Records for the task:
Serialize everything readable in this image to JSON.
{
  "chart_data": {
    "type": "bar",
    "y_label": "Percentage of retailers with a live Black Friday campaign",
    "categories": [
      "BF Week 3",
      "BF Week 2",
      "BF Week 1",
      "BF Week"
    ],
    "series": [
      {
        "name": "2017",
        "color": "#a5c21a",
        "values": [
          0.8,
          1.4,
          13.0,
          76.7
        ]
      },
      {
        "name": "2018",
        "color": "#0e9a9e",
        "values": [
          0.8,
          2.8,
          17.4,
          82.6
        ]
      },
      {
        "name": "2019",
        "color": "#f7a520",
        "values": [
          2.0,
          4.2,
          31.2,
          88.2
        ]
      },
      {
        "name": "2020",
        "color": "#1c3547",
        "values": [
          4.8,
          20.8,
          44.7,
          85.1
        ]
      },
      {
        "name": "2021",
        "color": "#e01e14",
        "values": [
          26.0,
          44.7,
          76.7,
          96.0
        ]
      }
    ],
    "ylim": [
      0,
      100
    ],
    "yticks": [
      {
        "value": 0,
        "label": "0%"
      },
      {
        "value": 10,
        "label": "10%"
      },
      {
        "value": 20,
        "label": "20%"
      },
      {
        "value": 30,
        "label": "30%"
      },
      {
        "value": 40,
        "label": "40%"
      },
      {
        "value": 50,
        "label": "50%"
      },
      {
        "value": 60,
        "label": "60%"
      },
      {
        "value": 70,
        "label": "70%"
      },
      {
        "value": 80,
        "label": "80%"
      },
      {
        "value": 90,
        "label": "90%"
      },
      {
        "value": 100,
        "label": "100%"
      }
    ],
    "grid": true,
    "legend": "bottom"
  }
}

Do this:
Exact output of every entry is required.

Correct response:
Serialize everything readable in this image to JSON.
{
  "chart_data": {
    "type": "bar",
    "y_label": "Percentage of retailers with a live Black Friday campaign",
    "categories": [
      "BF Week 3",
      "BF Week 2",
      "BF Week 1",
      "BF Week"
    ],
    "series": [
      {
        "name": "2017",
        "color": "#a5c21a",
        "values": [
          0.8,
          1.4,
          13.0,
          76.7
        ]
      },
      {
        "name": "2018",
        "color": "#0e9a9e",
        "values": [
          0.8,
          2.8,
          17.4,
          82.6
        ]
      },
      {
        "name": "2019",
        "color": "#f7a520",
        "values": [
          2.0,
          4.2,
          31.2,
          88.2
        ]
      },
      {
        "name": "2020",
        "color": "#1c3547",
        "values": [
          4.8,
          20.8,
          44.7,
          85.1
        ]
      },
      {
        "name": "2021",
        "color": "#e01e14",
        "values": [
          26.0,
          44.7,
          76.7,
          96.0
        ]
      }
    ],
    "ylim": [
      0,
      100
    ],
    "yticks": [
      {
        "value": 0,
        "label": "0%"
      },
      {
        "value": 10,
        "label": "10%"
      },
      {
        "value": 20,
        "label": "20%"
      },
      {
        "value": 30,
        "label": "30%"
      },
      {
        "value": 40,
        "label": "40%"
      },
      {
        "value": 50,
        "label": "50%"
      },
      {
        "value": 60,
        "label": "60%"
      },
      {
        "value": 70,
        "label": "70%"
      },
      {
        "value": 80,
        "label": "80%"
      },
      {
        "value": 90,
        "label": "90%"
      },
      {
        "value": 100,
        "label": "100%"
      }
    ],
    "grid": true,
    "legend": "bottom"
  }
}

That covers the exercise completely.